__REQUIRED WORK__:
• a. In the 2014-2015 summary of results, reproduce the passage from "Summary of Results" up to and including "relationship with experiments.", swapping "website" for "web tool" wherever it occurs.
• b. Name every institution that heads a section in the 2014-2015 summary of results.
• c. Pick up the 2014-2015 summary of results where it ends and keep writing.

__SOURCE PASSAGE__:
Summary of Results

2014-2015


Washington University
  • We released a website that supports the public ability to geo-locate image data. This website, http://geocalibration.org, is a human-in-the-loop tool matching image features to geo-locations (perhaps found on google maps). This was used in the search for the exact grave site based on funeral pictures of a Jane Doe crime victim buried 30 years ago, allowing police to exhume the body and get their first new leads in 30 years, as described in "Finding Jane Doe: a forensic application of 2D image calibration", and "Images Don't Forget: Online Photogrammetry to Find Lost Graves".
MIT
  • We generalized the well-known aperture problem to the case when objects are refractive. We found a relationship between the degree of distortion and the ability to recover parallel and perpendicular motion, and demonstrated this relationship with experiments.
  • We built a system for generating continuous shape-time images from RGB-D videos.
  • We found that it is possible to accurately estimate and visualize subpixel deviations from idealized geometric shapes for real-world objects, despite of aliasing and other sources of errors.
  • We found that it is possible to magnify subtle motions in unstabilized video by amplifying deviations from idealized structures. In some cases, these magnifications are substantially better than phase-based magnification methods.
Cornell
  • We have explored three major themes:

    1. Reconstructing time-varying scenes in 4D from Internet photos. Our work on "Scene Chronology" showed how to take hundreds of thousands or millions of photos of a time-varying place like Times Square, and automatically create a 4D model---a 3D model with a time slider that captures the changes in the scene geometry and appearance across time. This work was based on a new scalable and robust algorithm for taking photos taken at different times and places, with noisy or missing timestamps, and inferring both the 3D structure and the time span during which each object in the scene existed. The resulting 4D model can also be used to approximately timestamp new photos by using constraints based on which objects are visible in the image. This work appeared at ECCV 2014 and received the best paper award.

    2. Estimating scene reflectance and illumination from large-scale image collections. We have developed new methods for automatically decomposing scenes into intrinsic reflectance and per-image illumination maps from large, uncalibrated Internet photo collections. Our new innovation is to use the statistics of outdooor illumination, as predicted from computer graphics models of sun and sky illumination, and connect these statistics with observations of the scene made across thousands of photos taken at unknown times. A key innovation is to model the effect on illumination of the environment being occluded at each point (known in computer graphics as "ambient occlusion"). Ours is one of the first algorithms in computer vision for explicitly modeling ambient occlusion.

__EXCERPTED DATA__:
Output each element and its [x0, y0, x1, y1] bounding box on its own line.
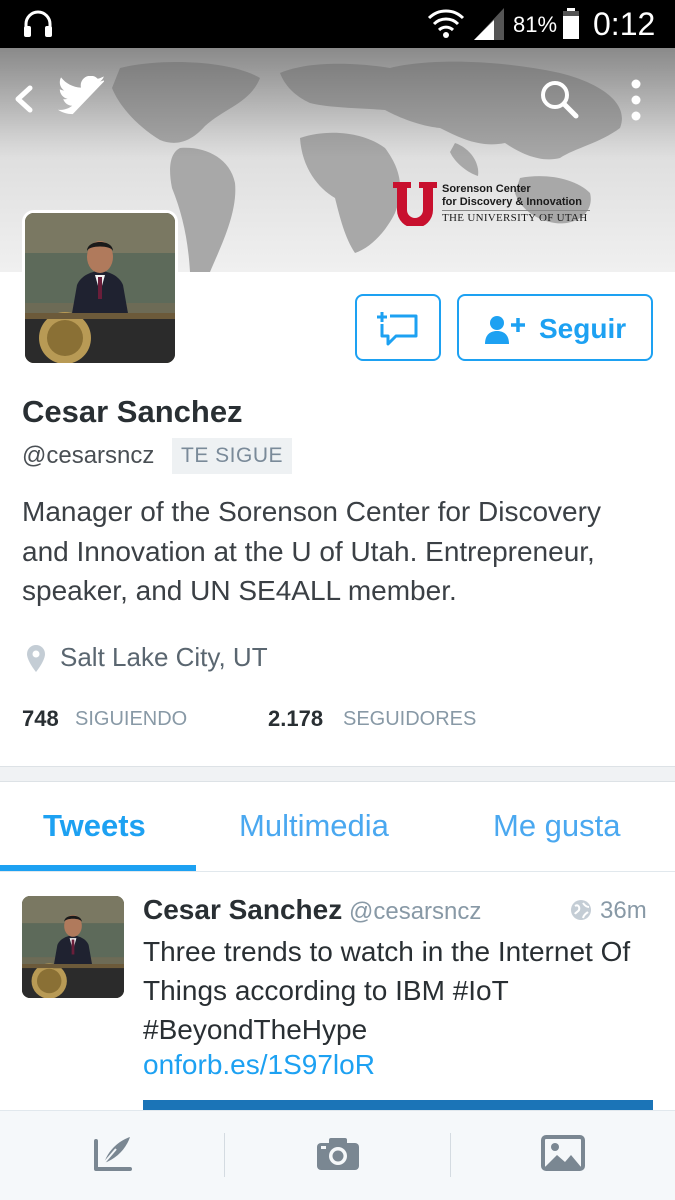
follow-button-label: Seguir — [539, 313, 627, 344]
following-count[interactable]: 748 — [22, 706, 59, 732]
logo-line2: for Discovery & Innovation — [442, 196, 582, 208]
profile-location: Salt Lake City, UT — [60, 642, 268, 672]
profile-handle: @cesarsncz — [22, 442, 155, 469]
university-u-logo-icon — [393, 182, 437, 226]
direct-message-button[interactable] — [355, 294, 441, 361]
logo-line3: THE UNIVERSITY OF UTAH — [442, 212, 588, 224]
tweet-avatar[interactable] — [22, 896, 124, 998]
add-user-icon — [485, 316, 525, 344]
tweet-author-handle[interactable]: @cesarsncz — [349, 898, 481, 926]
tab-multimedia[interactable]: Multimedia — [239, 808, 389, 844]
profile-tabs: Tweets Multimedia Me gusta — [0, 782, 675, 872]
followers-count[interactable]: 2.178 — [268, 706, 323, 732]
signal-icon — [474, 8, 504, 40]
tweet-timestamp: 36m — [600, 897, 647, 924]
headset-icon — [24, 10, 52, 37]
active-tab-indicator — [0, 865, 196, 871]
battery-icon — [563, 8, 579, 39]
tab-tweets[interactable]: Tweets — [43, 808, 146, 844]
bottom-action-bar — [0, 1110, 675, 1200]
tweet-text: Three trends to watch in the Internet Of… — [143, 936, 631, 1045]
gallery-icon[interactable] — [541, 1135, 585, 1171]
clock: 0:12 — [593, 6, 656, 42]
twitter-bird-icon[interactable] — [56, 76, 104, 116]
profile-bio: Manager of the Sorenson Center for Disco… — [22, 496, 601, 606]
back-arrow-icon[interactable] — [10, 82, 36, 116]
tweet-item[interactable]: Cesar Sanchez @cesarsncz 36m Three trend… — [0, 872, 675, 1112]
avatar-photo — [25, 213, 175, 363]
section-divider — [0, 766, 675, 782]
bottom-bar-separator — [450, 1133, 451, 1177]
logo-divider — [442, 210, 590, 211]
tweet-link[interactable]: onforb.es/1S97loR — [143, 1049, 375, 1081]
wifi-icon — [427, 9, 465, 38]
follows-you-badge: TE SIGUE — [172, 438, 293, 474]
follow-button[interactable]: Seguir — [457, 294, 653, 361]
tweet-author-name[interactable]: Cesar Sanchez — [143, 894, 342, 926]
battery-percent: 81% — [513, 12, 558, 37]
bottom-bar-separator — [224, 1133, 225, 1177]
followers-label[interactable]: SEGUIDORES — [343, 708, 476, 731]
location-pin-icon — [27, 645, 45, 672]
tweet-avatar-photo — [22, 896, 124, 998]
camera-icon[interactable] — [316, 1135, 360, 1171]
globe-icon — [571, 900, 591, 920]
logo-line1: Sorenson Center — [442, 183, 531, 195]
profile-avatar[interactable] — [22, 210, 178, 366]
more-vert-icon[interactable] — [630, 78, 642, 122]
direct-message-icon — [377, 312, 418, 346]
status-bar: 81% 0:12 — [0, 0, 675, 48]
logo-text: Sorenson Center for Discovery & Innovati… — [442, 183, 582, 209]
search-icon[interactable] — [538, 78, 580, 120]
sorenson-center-logo: Sorenson Center for Discovery & Innovati… — [393, 182, 593, 228]
tab-likes[interactable]: Me gusta — [493, 808, 621, 844]
profile-name: Cesar Sanchez — [22, 394, 243, 429]
compose-tweet-icon[interactable] — [92, 1133, 134, 1173]
following-label[interactable]: SIGUIENDO — [75, 708, 187, 731]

__SOLVED PROBLEMS__:
• a.
Summary of Results

2014-2015


Washington University
  • We released a web tool that supports the public ability to geo-locate image data. This web tool, http://geocalibration.org, is a human-in-the-loop tool matching image features to geo-locations (perhaps found on google maps). This was used in the search for the exact grave site based on funeral pictures of a Jane Doe crime victim buried 30 years ago, allowing police to exhume the body and get their first new leads in 30 years, as described in "Finding Jane Doe: a forensic application of 2D image calibration", and "Images Don't Forget: Online Photogrammetry to Find Lost Graves".
MIT
  • We generalized the well-known aperture problem to the case when objects are refractive. We found a relationship between the degree of distortion and the ability to recover parallel and perpendicular motion, and demonstrated this relationship with experiments.

• b. Washington University, MIT, Cornell

• c.
    3. Algorithms and datasets for automatically "grounding" photos in the world, by geo-tagging and time-stamping them. We have created new ways to automatically tell where and when a photo was taken. Our geo-tagging method is based on matching photos to a large, world-wide 3D model of places around the globe created using structure from motion techniques (a "world-wide point cloud" containing hundreds of millions of points with appearance descriptors). To make this approach scale, we have developed new methods for creating structure-from-motion models at scale for challenging scenes around the world (many of which have repeated structures that confuse normal reconstruction algorithms), as well as new methods for compressing 3D models while retaining as much useful information as possible. Using the resulting compressed world-wide point cloud, we very quickly match an image and estimate its pose to precisely geolocate it.

    We have also developed ways to use our models of scene illumination and appearance over time to automatically timestamp photos. Using transient scene elements we can approximately date a photo, and using illumination (i.e., sun direction) we can compute the time it was taken.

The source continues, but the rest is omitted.